→ **Directions for this task**:
Lines that hold the word "Conditions" should be located and copied.

◇ ◇ ◇ ◇ ◇

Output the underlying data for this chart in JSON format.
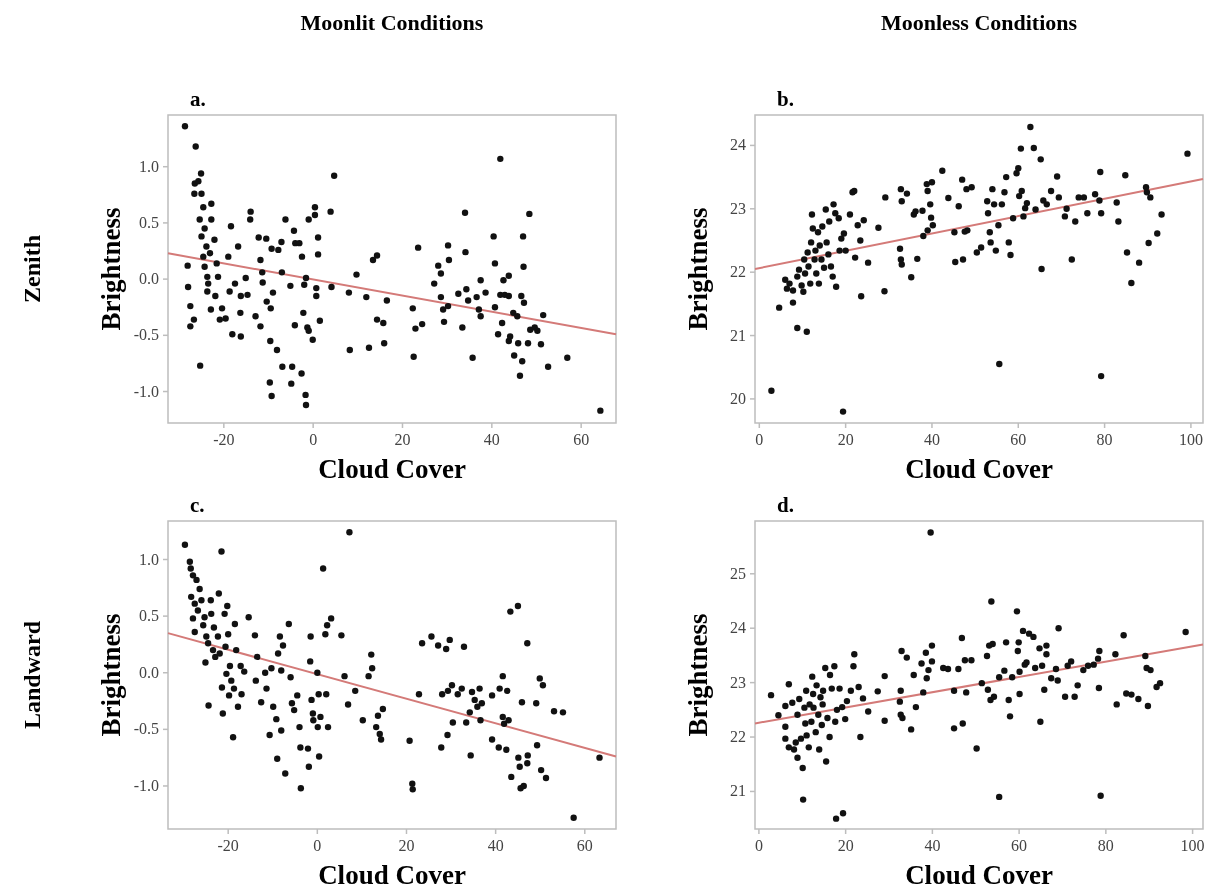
{
  "chart_data": [
    {
      "type": "scatter",
      "title": "a.",
      "xlabel": "Cloud Cover",
      "ylabel": "Brightness",
      "annotations": [
        "Moonlit Conditions",
        "Zenith"
      ],
      "marker": "circle",
      "xlim": [
        -32.5,
        67.8
      ],
      "ylim": [
        -1.28,
        1.46
      ],
      "xticks": [
        -20,
        0,
        20,
        40,
        60
      ],
      "yticks": [
        {
          "value": -1,
          "label": "-1.0"
        },
        {
          "value": -0.5,
          "label": "-0.5"
        },
        {
          "value": 0,
          "label": "0.0"
        },
        {
          "value": 0.5,
          "label": "0.5"
        },
        {
          "value": 1,
          "label": "1.0"
        }
      ],
      "series": [
        {
          "color": "#111111",
          "x": [
            -28.7,
            -26.3,
            -28.1,
            -28,
            -27.5,
            -27.5,
            -26.7,
            -25.3,
            -25.1,
            -26.5,
            -25.7,
            -26.6,
            -25,
            -24.6,
            -25.4,
            -24.3,
            -25,
            -23.9,
            -24.6,
            -24.3,
            -23.7,
            -23.1,
            -23.5,
            -23.7,
            -22.8,
            -22.8,
            -22.1,
            -21.6,
            -21.3,
            -22.9,
            -21.9,
            -20.9,
            -20.4,
            -19.6,
            -19,
            -18.4,
            -18.7,
            -18.1,
            -17.5,
            -16.8,
            -16.2,
            -16.3,
            -16.2,
            -15.1,
            -14.7,
            -14,
            -14.1,
            -12.9,
            -12.2,
            -11.8,
            -11.4,
            -11.3,
            -11.8,
            -10.4,
            -10.5,
            -9.5,
            -9.6,
            -9.7,
            -9.3,
            -9,
            -9.3,
            -8.1,
            -7.8,
            -7.1,
            -7,
            -6.9,
            -6.2,
            -5.1,
            -4.9,
            -4.7,
            -4.3,
            -4.1,
            -4,
            -3.1,
            -2.6,
            -2.5,
            -2.2,
            -2,
            -1.7,
            -1.6,
            -1.6,
            -1.3,
            -1,
            -1,
            -0.1,
            0.4,
            0.4,
            0.7,
            0.7,
            1.1,
            1.1,
            1.5,
            3.9,
            4.1,
            4.7,
            8,
            8.2,
            9.7,
            11.9,
            12.5,
            13.4,
            14.3,
            14.3,
            15.7,
            15.9,
            16.5,
            22.3,
            22.5,
            22.9,
            23.5,
            24.4,
            27.1,
            28,
            28.6,
            28.6,
            29.1,
            29.3,
            30.2,
            30.4,
            30.2,
            32.5,
            33.4,
            34,
            34.1,
            34.3,
            34.7,
            35.7,
            36.6,
            37.1,
            37.5,
            37.5,
            38.6,
            40.4,
            40.7,
            40.7,
            41.4,
            41.9,
            41.9,
            42.3,
            42.6,
            42.9,
            43.8,
            43.8,
            43.8,
            44.1,
            44.8,
            45,
            45.7,
            45.9,
            46.3,
            46.6,
            46.8,
            47,
            47.1,
            47.2,
            48.1,
            48.4,
            48.6,
            49.6,
            50.2,
            51,
            51.5,
            52.6,
            56.9,
            64.3
          ],
          "values": [
            1.36,
            1.18,
            0.12,
            -0.07,
            -0.24,
            -0.42,
            -0.36,
            -0.77,
            0.94,
            0.85,
            0.87,
            0.76,
            0.76,
            0.64,
            0.53,
            0.45,
            0.38,
            0.29,
            0.2,
            0.11,
            0.02,
            0.23,
            -0.04,
            -0.11,
            0.67,
            0.53,
            0.35,
            0.14,
            0.02,
            -0.27,
            -0.15,
            -0.36,
            -0.26,
            -0.35,
            0.2,
            0.47,
            -0.11,
            -0.49,
            -0.04,
            0.29,
            -0.15,
            -0.3,
            -0.51,
            0.01,
            -0.14,
            0.6,
            0.53,
            -0.33,
            0.37,
            0.17,
            0.06,
            -0.03,
            -0.42,
            -0.2,
            0.36,
            -0.26,
            -0.55,
            -0.92,
            -1.04,
            -0.12,
            0.27,
            -0.63,
            0.26,
            0.33,
            0.06,
            -0.78,
            0.53,
            -0.06,
            -0.93,
            -0.78,
            0.43,
            -0.41,
            0.32,
            0.32,
            -0.84,
            0.2,
            -0.3,
            -0.05,
            -1.03,
            -1.12,
            0.01,
            -0.43,
            -0.46,
            0.53,
            -0.54,
            0.64,
            0.57,
            -0.15,
            -0.08,
            0.37,
            0.22,
            -0.37,
            0.6,
            -0.07,
            0.92,
            -0.12,
            -0.63,
            0.04,
            -0.16,
            -0.61,
            0.17,
            0.21,
            -0.36,
            -0.39,
            -0.57,
            -0.19,
            -0.26,
            -0.69,
            -0.44,
            0.28,
            -0.4,
            -0.04,
            0.12,
            0.05,
            -0.16,
            -0.27,
            -0.38,
            0.3,
            0.17,
            -0.24,
            -0.13,
            -0.43,
            0.59,
            0.24,
            -0.09,
            -0.19,
            -0.7,
            -0.16,
            -0.27,
            -0.01,
            -0.33,
            -0.12,
            0.38,
            0.14,
            -0.25,
            -0.49,
            1.07,
            -0.14,
            -0.39,
            -0.01,
            -0.14,
            0.03,
            -0.15,
            -0.55,
            -0.51,
            -0.3,
            -0.68,
            -0.33,
            -0.57,
            -0.86,
            -0.15,
            -0.73,
            0.38,
            0.11,
            -0.21,
            -0.57,
            0.58,
            -0.45,
            -0.43,
            -0.46,
            -0.58,
            -0.32,
            -0.78,
            -0.7,
            -1.17
          ]
        },
        {
          "type": "line",
          "color": "#d47a78",
          "line_style": "solid",
          "marker": "none",
          "x": [
            -32.5,
            67.8
          ],
          "values": [
            0.23,
            -0.49
          ]
        }
      ]
    },
    {
      "type": "scatter",
      "title": "b.",
      "xlabel": "Cloud Cover",
      "ylabel": "Brightness",
      "annotations": [
        "Moonless Conditions"
      ],
      "marker": "circle",
      "xlim": [
        -1,
        102.8
      ],
      "ylim": [
        19.62,
        24.48
      ],
      "xticks": [
        0,
        20,
        40,
        60,
        80,
        100
      ],
      "yticks": [
        20,
        21,
        22,
        23,
        24
      ],
      "series": [
        {
          "color": "#111111",
          "x": [
            2.8,
            4.6,
            6,
            6.4,
            7,
            7.8,
            7.8,
            8.8,
            8.8,
            9.2,
            9.8,
            10.2,
            10.4,
            10.6,
            11,
            11.2,
            11.4,
            11.8,
            12,
            12.2,
            12.4,
            12.8,
            13,
            13.2,
            13.6,
            13.8,
            14,
            14.4,
            14.6,
            15,
            15.4,
            15.6,
            16,
            16.2,
            16.6,
            17,
            17.2,
            17.6,
            17.8,
            18.4,
            18.6,
            19,
            19.6,
            20,
            21,
            21.6,
            22,
            22.2,
            22.8,
            23.4,
            23.6,
            24.2,
            25.2,
            27.6,
            29,
            29.2,
            32.6,
            32.8,
            32.8,
            33,
            33,
            34.2,
            35.2,
            35.8,
            36.2,
            36.6,
            37.8,
            38,
            38.8,
            39,
            39,
            39.6,
            39.8,
            40,
            40.2,
            42.4,
            43.8,
            45.2,
            45.4,
            46.2,
            47,
            47.2,
            47.6,
            48,
            48.2,
            49.2,
            50.4,
            51.4,
            52.8,
            53,
            53.4,
            53.6,
            54,
            54.4,
            54.8,
            55.4,
            55.6,
            56.2,
            56.8,
            57.2,
            57.8,
            58.2,
            58.8,
            59.6,
            60,
            60.2,
            60.6,
            60.8,
            61.2,
            61.6,
            62,
            62.8,
            63.6,
            64,
            65.2,
            65.4,
            65.8,
            66.6,
            67.6,
            69,
            69.4,
            70.8,
            71.2,
            72.4,
            73.2,
            74,
            75.2,
            76,
            77.8,
            78.8,
            79,
            79.2,
            79.2,
            82.8,
            83.2,
            84.8,
            85.2,
            86.2,
            88,
            89.6,
            89.8,
            90.2,
            90.6,
            92.2,
            93.2,
            99.2,
            19.4
          ],
          "values": [
            20.13,
            21.44,
            21.88,
            21.74,
            21.82,
            21.52,
            21.71,
            21.12,
            21.93,
            22.04,
            21.79,
            21.69,
            22.2,
            21.98,
            21.06,
            22.31,
            22.09,
            21.82,
            22.47,
            22.91,
            22.69,
            22.2,
            22.34,
            21.98,
            22.63,
            21.82,
            22.42,
            22.2,
            22.72,
            22.07,
            22.99,
            22.47,
            22.28,
            22.8,
            22.09,
            21.93,
            23.07,
            22.93,
            21.77,
            22.85,
            22.34,
            22.53,
            22.61,
            22.34,
            22.91,
            23.26,
            23.28,
            22.23,
            22.74,
            22.5,
            21.62,
            22.82,
            22.15,
            22.7,
            21.7,
            23.18,
            22.37,
            22.2,
            23.31,
            23.12,
            22.12,
            23.24,
            21.92,
            22.91,
            22.96,
            22.21,
            22.97,
            22.57,
            23.39,
            23.28,
            22.66,
            23.07,
            22.86,
            23.42,
            22.74,
            23.6,
            23.17,
            22.63,
            22.16,
            23.04,
            23.46,
            22.2,
            22.64,
            23.31,
            22.66,
            23.34,
            22.31,
            22.39,
            23.12,
            22.93,
            22.63,
            22.47,
            23.31,
            23.07,
            22.34,
            22.74,
            20.55,
            23.07,
            23.26,
            23.5,
            22.47,
            22.27,
            22.85,
            23.56,
            23.64,
            23.2,
            23.95,
            23.28,
            22.88,
            23.01,
            23.09,
            24.29,
            23.96,
            22.99,
            23.78,
            22.05,
            23.13,
            23.07,
            23.28,
            23.51,
            23.18,
            22.88,
            23,
            22.2,
            22.8,
            23.18,
            23.18,
            22.93,
            23.23,
            23.13,
            23.58,
            22.93,
            20.36,
            23.1,
            22.8,
            23.53,
            22.31,
            21.83,
            22.15,
            23.34,
            23.26,
            22.46,
            23.18,
            22.61,
            22.91,
            23.87,
            19.8
          ]
        },
        {
          "type": "line",
          "color": "#d47a78",
          "line_style": "solid",
          "marker": "none",
          "x": [
            -1,
            102.8
          ],
          "values": [
            22.05,
            23.47
          ]
        }
      ]
    },
    {
      "type": "scatter",
      "title": "c.",
      "xlabel": "Cloud Cover",
      "ylabel": "Brightness",
      "annotations": [
        "Landward"
      ],
      "marker": "circle",
      "xlim": [
        -33.5,
        67
      ],
      "ylim": [
        -1.38,
        1.34
      ],
      "xticks": [
        -20,
        0,
        20,
        40,
        60
      ],
      "yticks": [
        {
          "value": -1,
          "label": "-1.0"
        },
        {
          "value": -0.5,
          "label": "-0.5"
        },
        {
          "value": 0,
          "label": "0.0"
        },
        {
          "value": 0.5,
          "label": "0.5"
        },
        {
          "value": 1,
          "label": "1.0"
        }
      ],
      "series": [
        {
          "color": "#111111",
          "x": [
            -29.7,
            -28.6,
            -28.4,
            -27.9,
            -27.1,
            -28.3,
            -27.5,
            -27.9,
            -26.8,
            -26.4,
            -26,
            -27.5,
            -25.6,
            -25.3,
            -24.9,
            -25.1,
            -24.5,
            -24.4,
            -23.9,
            -23.8,
            -23.4,
            -23.2,
            -22.9,
            -22.3,
            -22.1,
            -21.9,
            -21.5,
            -21.4,
            -21.2,
            -20.8,
            -20.6,
            -20.4,
            -20.2,
            -20,
            -19.8,
            -19.6,
            -19.3,
            -18.9,
            -18.7,
            -18.5,
            -18.2,
            -17.8,
            -17.2,
            -17,
            -16.4,
            -15.4,
            -14,
            -13.8,
            -13.5,
            -12.6,
            -11.7,
            -11.4,
            -10.7,
            -10.3,
            -9.9,
            -9.2,
            -9,
            -8.8,
            -8.4,
            -8.1,
            -8.1,
            -7.7,
            -7.2,
            -6.4,
            -6,
            -5.7,
            -5.2,
            -4.5,
            -4,
            -3.8,
            -3.7,
            -2.1,
            -1.9,
            -1.6,
            -1.5,
            -1.3,
            -1,
            -0.9,
            0,
            0.1,
            0.3,
            0.4,
            0.7,
            1.3,
            1.8,
            2,
            2.2,
            2.4,
            3.1,
            5.4,
            6.1,
            6.9,
            7.2,
            8.5,
            10.2,
            11.5,
            12.1,
            12.3,
            13.2,
            13.6,
            14,
            14.3,
            14.7,
            20.7,
            21.3,
            21.4,
            22.8,
            23.5,
            25.6,
            27.1,
            27.8,
            28,
            28.9,
            29.2,
            29.3,
            29.7,
            30.2,
            30.4,
            31.5,
            32.4,
            32.9,
            33.4,
            34.2,
            34.4,
            34.7,
            35.3,
            35.9,
            36.4,
            36.6,
            36.9,
            39.2,
            39.2,
            40.7,
            40.9,
            41.6,
            41.6,
            41.9,
            42.4,
            42.6,
            42.9,
            43.3,
            43.5,
            45,
            45.1,
            45.4,
            45.6,
            45.9,
            46.3,
            47.1,
            47.2,
            47.1,
            49.1,
            49.3,
            49.9,
            50.2,
            50.6,
            51.3,
            53.1,
            55.1,
            57.5,
            63.3
          ],
          "values": [
            1.13,
            0.98,
            0.92,
            0.86,
            0.82,
            0.67,
            0.61,
            0.48,
            0.55,
            0.74,
            0.64,
            0.36,
            0.42,
            0.49,
            0.32,
            0.09,
            0.26,
            -0.29,
            0.64,
            0.52,
            0.2,
            0.4,
            0.14,
            0.32,
            0.7,
            0.17,
            1.07,
            -0.13,
            -0.36,
            0.52,
            0.23,
            -0.01,
            0.59,
            0.34,
            -0.2,
            0.06,
            -0.07,
            -0.57,
            -0.14,
            0.43,
            0.2,
            -0.3,
            0.06,
            -0.19,
            0.01,
            0.49,
            0.33,
            -0.07,
            0.14,
            -0.26,
            0,
            -0.14,
            -0.55,
            0.04,
            -0.3,
            -0.41,
            -0.76,
            0.17,
            0.32,
            0.02,
            -0.51,
            0.24,
            -0.89,
            0.43,
            -0.04,
            -0.27,
            -0.33,
            -0.2,
            -0.48,
            -0.66,
            -1.02,
            -0.67,
            -0.83,
            0.1,
            0.32,
            -0.24,
            -0.36,
            -0.42,
            0,
            -0.48,
            -0.19,
            -0.74,
            -0.39,
            0.92,
            0.34,
            -0.19,
            0.42,
            -0.48,
            0.48,
            0.33,
            -0.03,
            -0.28,
            1.24,
            -0.16,
            -0.42,
            -0.03,
            0.16,
            0.04,
            -0.48,
            -0.38,
            -0.54,
            -0.59,
            -0.32,
            -0.6,
            -0.98,
            -1.03,
            -0.19,
            0.26,
            0.32,
            0.24,
            -0.66,
            -0.19,
            0.21,
            -0.55,
            -0.16,
            0.29,
            -0.11,
            -0.44,
            -0.19,
            -0.14,
            0.23,
            -0.44,
            -0.35,
            -0.73,
            -0.17,
            -0.24,
            -0.3,
            -0.14,
            -0.42,
            -0.27,
            -0.2,
            -0.59,
            -0.66,
            -0.14,
            -0.03,
            -0.39,
            -0.45,
            -0.68,
            -0.16,
            -0.42,
            0.54,
            -0.92,
            0.59,
            -0.75,
            -0.83,
            -1.02,
            -0.26,
            -1,
            0.26,
            -0.73,
            -0.8,
            -0.27,
            -0.64,
            -0.05,
            -0.86,
            -0.11,
            -0.93,
            -0.34,
            -0.35,
            -1.28,
            -0.75
          ]
        },
        {
          "type": "line",
          "color": "#d47a78",
          "line_style": "solid",
          "marker": "none",
          "x": [
            -33.5,
            67
          ],
          "values": [
            0.35,
            -0.74
          ]
        }
      ]
    },
    {
      "type": "scatter",
      "title": "d.",
      "xlabel": "Cloud Cover",
      "ylabel": "Brightness",
      "marker": "circle",
      "xlim": [
        -0.9,
        102.4
      ],
      "ylim": [
        20.31,
        25.97
      ],
      "xticks": [
        0,
        20,
        40,
        60,
        80,
        100
      ],
      "yticks": [
        21,
        22,
        23,
        24,
        25
      ],
      "series": [
        {
          "color": "#111111",
          "x": [
            2.8,
            4.5,
            6.1,
            6.1,
            6.1,
            6.9,
            6.9,
            7.7,
            8.1,
            8.5,
            8.9,
            8.9,
            9.3,
            9.7,
            10.1,
            10.2,
            10.5,
            10.7,
            10.9,
            11,
            11.5,
            11.7,
            12.1,
            12.3,
            12.5,
            12.6,
            13.1,
            13.3,
            13.7,
            13.9,
            14.2,
            14.5,
            14.7,
            14.8,
            15.3,
            15.5,
            15.8,
            16.3,
            16.4,
            16.8,
            17.4,
            17.6,
            17.8,
            18,
            18.6,
            19.2,
            19.4,
            19.9,
            20.3,
            21.2,
            21.8,
            22,
            23,
            23.4,
            24,
            25.2,
            27.4,
            29,
            29,
            32.5,
            32.7,
            32.7,
            32.9,
            33.1,
            34.1,
            35.1,
            35.7,
            36.2,
            37.5,
            37.9,
            38.5,
            38.7,
            39.1,
            39.6,
            39.9,
            39.9,
            42.5,
            43.6,
            45,
            45,
            46,
            46.8,
            47,
            47.5,
            47.8,
            49,
            50.2,
            51.4,
            52.6,
            52.8,
            53.1,
            53.4,
            53.6,
            53.9,
            54.2,
            55.4,
            55.4,
            56.6,
            57,
            57.6,
            57.9,
            58.4,
            59.5,
            59.7,
            59.9,
            60.1,
            60.1,
            60.9,
            61.3,
            61.7,
            62.3,
            63.3,
            63.7,
            64.7,
            64.9,
            65.3,
            65.8,
            66.3,
            66.3,
            67.4,
            68.5,
            68.9,
            69.1,
            70.6,
            71.2,
            72,
            72.8,
            73.5,
            74.8,
            75.9,
            77.2,
            78.2,
            78.4,
            78.5,
            78.8,
            82.2,
            82.5,
            84.1,
            84.7,
            85.9,
            87.5,
            89.1,
            89.4,
            89.7,
            90.3,
            91.7,
            92.5,
            98.4
          ],
          "values": [
            22.77,
            22.4,
            22.57,
            22.19,
            21.97,
            22.97,
            21.81,
            22.63,
            21.77,
            21.9,
            22.41,
            21.62,
            22.7,
            21.97,
            21.43,
            20.85,
            22.54,
            22.25,
            22.85,
            22.03,
            21.81,
            22.6,
            22.28,
            23.11,
            22.79,
            22.54,
            22.09,
            22.95,
            22.41,
            21.77,
            22.73,
            22.22,
            22.6,
            22.85,
            23.27,
            21.55,
            22.35,
            22,
            23.14,
            22.89,
            23.3,
            22.28,
            20.5,
            22.5,
            22.89,
            22.55,
            20.6,
            22.33,
            22.66,
            22.85,
            23.3,
            23.52,
            22.92,
            22,
            22.71,
            22.47,
            22.84,
            23.12,
            22.3,
            22.65,
            22.85,
            22.41,
            23.58,
            22.35,
            23.46,
            22.14,
            23.14,
            22.55,
            23.35,
            22.82,
            23.55,
            23.08,
            23.23,
            25.76,
            23.39,
            23.68,
            23.27,
            23.25,
            22.85,
            22.16,
            23.25,
            23.82,
            22.25,
            23.41,
            22.82,
            23.41,
            21.79,
            22.99,
            23.49,
            22.87,
            23.68,
            22.68,
            24.49,
            23.71,
            22.74,
            23.1,
            20.9,
            23.22,
            23.74,
            22.68,
            22.38,
            23.1,
            24.31,
            23.58,
            23.74,
            23.2,
            22.79,
            23.95,
            23.33,
            23.37,
            23.9,
            23.84,
            23.27,
            23.63,
            22.28,
            23.31,
            22.87,
            23.68,
            23.52,
            23.08,
            23.25,
            23.04,
            24,
            22.74,
            23.31,
            23.39,
            22.74,
            22.95,
            23.23,
            23.31,
            23.33,
            23.44,
            22.9,
            23.58,
            20.92,
            23.52,
            22.6,
            23.87,
            22.8,
            22.78,
            22.7,
            23.49,
            23.27,
            22.57,
            23.23,
            22.92,
            22.99,
            23.93
          ]
        },
        {
          "type": "line",
          "color": "#d47a78",
          "line_style": "solid",
          "marker": "none",
          "x": [
            -0.9,
            102.4
          ],
          "values": [
            22.25,
            23.7
          ]
        }
      ]
    }
  ]
}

◇ ◇ ◇ ◇ ◇

→ **The completed task**:
        "Moonlit Conditions",
        "Moonless Conditions"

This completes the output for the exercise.